▸ **WRITTEN INSTRUCTION**
Retype each entry below exactly as it stands.

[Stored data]
====================
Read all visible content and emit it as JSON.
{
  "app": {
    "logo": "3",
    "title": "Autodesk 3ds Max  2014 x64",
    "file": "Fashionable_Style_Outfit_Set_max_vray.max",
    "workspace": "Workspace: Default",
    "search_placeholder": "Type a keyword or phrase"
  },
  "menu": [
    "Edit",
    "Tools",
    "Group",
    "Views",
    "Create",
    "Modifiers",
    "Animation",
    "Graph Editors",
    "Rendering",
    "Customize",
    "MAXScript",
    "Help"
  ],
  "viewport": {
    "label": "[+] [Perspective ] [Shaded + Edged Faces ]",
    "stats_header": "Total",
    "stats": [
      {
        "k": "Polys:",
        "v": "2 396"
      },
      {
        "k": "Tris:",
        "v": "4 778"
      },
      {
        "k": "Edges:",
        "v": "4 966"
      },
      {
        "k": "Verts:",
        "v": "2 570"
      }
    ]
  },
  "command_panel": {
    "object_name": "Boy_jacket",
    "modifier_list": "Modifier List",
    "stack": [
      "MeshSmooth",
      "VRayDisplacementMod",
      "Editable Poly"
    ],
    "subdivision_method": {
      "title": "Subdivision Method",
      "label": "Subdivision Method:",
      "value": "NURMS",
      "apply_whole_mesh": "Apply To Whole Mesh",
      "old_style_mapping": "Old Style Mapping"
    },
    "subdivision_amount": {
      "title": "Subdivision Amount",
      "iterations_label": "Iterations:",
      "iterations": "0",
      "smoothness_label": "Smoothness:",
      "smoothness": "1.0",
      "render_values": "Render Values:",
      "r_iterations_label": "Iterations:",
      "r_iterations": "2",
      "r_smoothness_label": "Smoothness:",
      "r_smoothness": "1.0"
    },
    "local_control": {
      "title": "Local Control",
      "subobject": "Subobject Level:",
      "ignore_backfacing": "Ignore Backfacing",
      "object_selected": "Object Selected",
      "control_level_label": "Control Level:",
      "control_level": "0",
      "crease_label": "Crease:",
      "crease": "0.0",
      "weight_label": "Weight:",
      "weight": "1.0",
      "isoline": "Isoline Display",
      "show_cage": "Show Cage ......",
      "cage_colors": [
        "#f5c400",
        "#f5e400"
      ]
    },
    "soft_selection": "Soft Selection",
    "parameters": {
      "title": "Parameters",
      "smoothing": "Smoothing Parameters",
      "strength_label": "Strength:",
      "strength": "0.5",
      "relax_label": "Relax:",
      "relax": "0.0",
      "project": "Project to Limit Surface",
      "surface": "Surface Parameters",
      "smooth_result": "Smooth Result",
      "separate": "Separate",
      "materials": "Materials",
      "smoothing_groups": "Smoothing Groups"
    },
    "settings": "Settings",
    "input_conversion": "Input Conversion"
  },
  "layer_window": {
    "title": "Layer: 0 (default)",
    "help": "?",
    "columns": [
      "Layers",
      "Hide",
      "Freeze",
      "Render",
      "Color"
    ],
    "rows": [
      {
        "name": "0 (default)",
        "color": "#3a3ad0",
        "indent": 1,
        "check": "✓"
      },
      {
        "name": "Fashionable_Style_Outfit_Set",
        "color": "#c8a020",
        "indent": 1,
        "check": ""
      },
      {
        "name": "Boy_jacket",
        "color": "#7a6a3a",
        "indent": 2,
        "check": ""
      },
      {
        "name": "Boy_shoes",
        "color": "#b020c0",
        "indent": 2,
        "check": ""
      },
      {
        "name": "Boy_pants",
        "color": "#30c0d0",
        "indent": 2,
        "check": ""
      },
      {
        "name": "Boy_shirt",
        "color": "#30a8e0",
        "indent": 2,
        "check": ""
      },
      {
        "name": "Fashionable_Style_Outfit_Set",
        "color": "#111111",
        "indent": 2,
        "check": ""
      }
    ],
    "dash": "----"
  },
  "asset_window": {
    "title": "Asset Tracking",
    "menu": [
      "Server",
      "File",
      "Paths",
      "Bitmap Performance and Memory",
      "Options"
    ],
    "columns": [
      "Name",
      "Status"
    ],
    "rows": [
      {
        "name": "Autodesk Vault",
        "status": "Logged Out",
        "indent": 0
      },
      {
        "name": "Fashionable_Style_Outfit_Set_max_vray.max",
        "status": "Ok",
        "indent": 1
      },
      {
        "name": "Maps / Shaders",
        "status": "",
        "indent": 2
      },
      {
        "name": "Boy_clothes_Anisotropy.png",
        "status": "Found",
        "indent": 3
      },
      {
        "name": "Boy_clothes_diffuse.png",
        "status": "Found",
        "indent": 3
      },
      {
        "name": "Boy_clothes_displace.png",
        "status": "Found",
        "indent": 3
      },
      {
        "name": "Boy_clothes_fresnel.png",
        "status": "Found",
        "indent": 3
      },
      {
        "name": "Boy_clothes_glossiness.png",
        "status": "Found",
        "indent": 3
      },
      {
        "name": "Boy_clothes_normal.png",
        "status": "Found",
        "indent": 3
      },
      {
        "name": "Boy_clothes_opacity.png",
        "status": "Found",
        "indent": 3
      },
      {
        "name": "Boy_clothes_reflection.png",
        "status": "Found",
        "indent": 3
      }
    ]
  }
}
====================
▸ **TASK SOLUTION**
Read all visible content and emit it as JSON.
{
  "app": {
    "logo": "3",
    "title": "Autodesk 3ds Max  2014 x64",
    "file": "Fashionable_Style_Outfit_Set_max_vray.max",
    "workspace": "Workspace: Default",
    "search_placeholder": "Type a keyword or phrase"
  },
  "menu": [
    "Edit",
    "Tools",
    "Group",
    "Views",
    "Create",
    "Modifiers",
    "Animation",
    "Graph Editors",
    "Rendering",
    "Customize",
    "MAXScript",
    "Help"
  ],
  "viewport": {
    "label": "[+] [Perspective ] [Shaded + Edged Faces ]",
    "stats_header": "Total",
    "stats": [
      {
        "k": "Polys:",
        "v": "2 396"
      },
      {
        "k": "Tris:",
        "v": "4 778"
      },
      {
        "k": "Edges:",
        "v": "4 966"
      },
      {
        "k": "Verts:",
        "v": "2 570"
      }
    ]
  },
  "command_panel": {
    "object_name": "Boy_jacket",
    "modifier_list": "Modifier List",
    "stack": [
      "MeshSmooth",
      "VRayDisplacementMod",
      "Editable Poly"
    ],
    "subdivision_method": {
      "title": "Subdivision Method",
      "label": "Subdivision Method:",
      "value": "NURMS",
      "apply_whole_mesh": "Apply To Whole Mesh",
      "old_style_mapping": "Old Style Mapping"
    },
    "subdivision_amount": {
      "title": "Subdivision Amount",
      "iterations_label": "Iterations:",
      "iterations": "0",
      "smoothness_label": "Smoothness:",
      "smoothness": "1.0",
      "render_values": "Render Values:",
      "r_iterations_label": "Iterations:",
      "r_iterations": "2",
      "r_smoothness_label": "Smoothness:",
      "r_smoothness": "1.0"
    },
    "local_control": {
      "title": "Local Control",
      "subobject": "Subobject Level:",
      "ignore_backfacing": "Ignore Backfacing",
      "object_selected": "Object Selected",
      "control_level_label": "Control Level:",
      "control_level": "0",
      "crease_label": "Crease:",
      "crease": "0.0",
      "weight_label": "Weight:",
      "weight": "1.0",
      "isoline": "Isoline Display",
      "show_cage": "Show Cage ......",
      "cage_colors": [
        "#f5c400",
        "#f5e400"
      ]
    },
    "soft_selection": "Soft Selection",
    "parameters": {
      "title": "Parameters",
      "smoothing": "Smoothing Parameters",
      "strength_label": "Strength:",
      "strength": "0.5",
      "relax_label": "Relax:",
      "relax": "0.0",
      "project": "Project to Limit Surface",
      "surface": "Surface Parameters",
      "smooth_result": "Smooth Result",
      "separate": "Separate",
      "materials": "Materials",
      "smoothing_groups": "Smoothing Groups"
    },
    "settings": "Settings",
    "input_conversion": "Input Conversion"
  },
  "layer_window": {
    "title": "Layer: 0 (default)",
    "help": "?",
    "columns": [
      "Layers",
      "Hide",
      "Freeze",
      "Render",
      "Color"
    ],
    "rows": [
      {
        "name": "0 (default)",
        "color": "#3a3ad0",
        "indent": 1,
        "check": "✓"
      },
      {
        "name": "Fashionable_Style_Outfit_Set",
        "color": "#c8a020",
        "indent": 1,
        "check": ""
      },
      {
        "name": "Boy_jacket",
        "color": "#7a6a3a",
        "indent": 2,
        "check": ""
      },
      {
        "name": "Boy_shoes",
        "color": "#b020c0",
        "indent": 2,
        "check": ""
      },
      {
        "name": "Boy_pants",
        "color": "#30c0d0",
        "indent": 2,
        "check": ""
      },
      {
        "name": "Boy_shirt",
        "color": "#30a8e0",
        "indent": 2,
        "check": ""
      },
      {
        "name": "Fashionable_Style_Outfit_Set",
        "color": "#111111",
        "indent": 2,
        "check": ""
      }
    ],
    "dash": "----"
  },
  "asset_window": {
    "title": "Asset Tracking",
    "menu": [
      "Server",
      "File",
      "Paths",
      "Bitmap Performance and Memory",
      "Options"
    ],
    "columns": [
      "Name",
      "Status"
    ],
    "rows": [
      {
        "name": "Autodesk Vault",
        "status": "Logged Out",
        "indent": 0
      },
      {
        "name": "Fashionable_Style_Outfit_Set_max_vray.max",
        "status": "Ok",
        "indent": 1
      },
      {
        "name": "Maps / Shaders",
        "status": "",
        "indent": 2
      },
      {
        "name": "Boy_clothes_Anisotropy.png",
        "status": "Found",
        "indent": 3
      },
      {
        "name": "Boy_clothes_diffuse.png",
        "status": "Found",
        "indent": 3
      },
      {
        "name": "Boy_clothes_displace.png",
        "status": "Found",
        "indent": 3
      },
      {
        "name": "Boy_clothes_fresnel.png",
        "status": "Found",
        "indent": 3
      },
      {
        "name": "Boy_clothes_glossiness.png",
        "status": "Found",
        "indent": 3
      },
      {
        "name": "Boy_clothes_normal.png",
        "status": "Found",
        "indent": 3
      },
      {
        "name": "Boy_clothes_opacity.png",
        "status": "Found",
        "indent": 3
      },
      {
        "name": "Boy_clothes_reflection.png",
        "status": "Found",
        "indent": 3
      }
    ]
  }
}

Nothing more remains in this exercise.